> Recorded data
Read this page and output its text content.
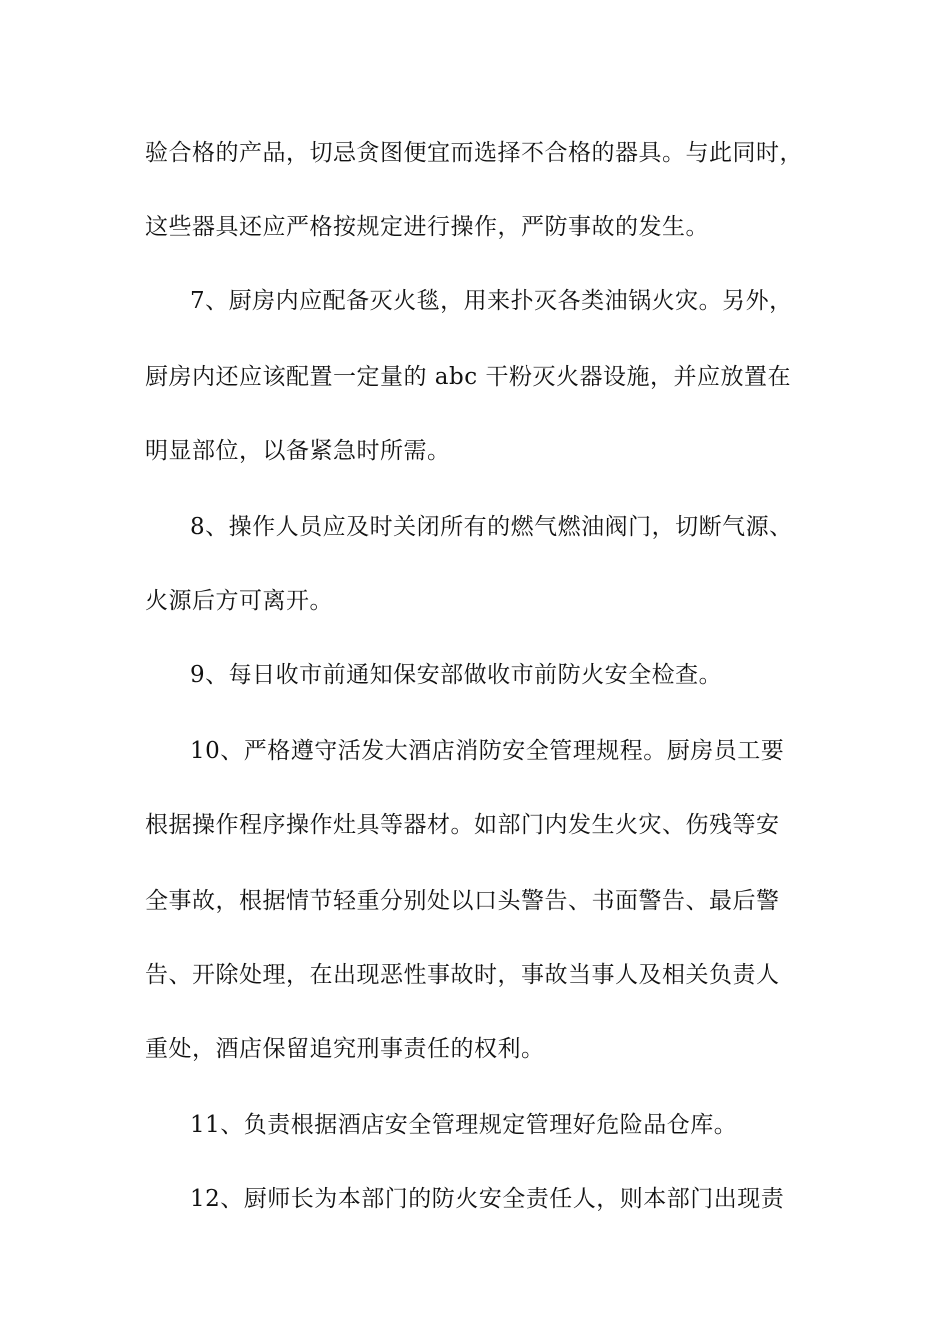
验合格的产品，切忌贪图便宜而选择不合格的器具。与此同时，
这些器具还应严格按规定进行操作，严防事故的发生。
7、厨房内应配备灭火毯，用来扑灭各类油锅火灾。另外，
厨房内还应该配置一定量的 abc 干粉灭火器设施，并应放置在
明显部位，以备紧急时所需。
8、操作人员应及时关闭所有的燃气燃油阀门，切断气源、
火源后方可离开。
9、每日收市前通知保安部做收市前防火安全检查。
10、严格遵守活发大酒店消防安全管理规程。厨房员工要
根据操作程序操作灶具等器材。如部门内发生火灾、伤残等安
全事故，根据情节轻重分别处以口头警告、书面警告、最后警
告、开除处理，在出现恶性事故时，事故当事人及相关负责人
重处，酒店保留追究刑事责任的权利。
11、负责根据酒店安全管理规定管理好危险品仓库。
12、厨师长为本部门的防火安全责任人，则本部门出现责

> PROMPT
Reproduce every record above exactly, but leave out the pictures.

> SOLUTION
Read this page and output its text content.
验合格的产品，切忌贪图便宜而选择不合格的器具。与此同时，
这些器具还应严格按规定进行操作，严防事故的发生。
7、厨房内应配备灭火毯，用来扑灭各类油锅火灾。另外，
厨房内还应该配置一定量的 abc 干粉灭火器设施，并应放置在
明显部位，以备紧急时所需。
8、操作人员应及时关闭所有的燃气燃油阀门，切断气源、
火源后方可离开。
9、每日收市前通知保安部做收市前防火安全检查。
10、严格遵守活发大酒店消防安全管理规程。厨房员工要
根据操作程序操作灶具等器材。如部门内发生火灾、伤残等安
全事故，根据情节轻重分别处以口头警告、书面警告、最后警
告、开除处理，在出现恶性事故时，事故当事人及相关负责人
重处，酒店保留追究刑事责任的权利。
11、负责根据酒店安全管理规定管理好危险品仓库。
12、厨师长为本部门的防火安全责任人，则本部门出现责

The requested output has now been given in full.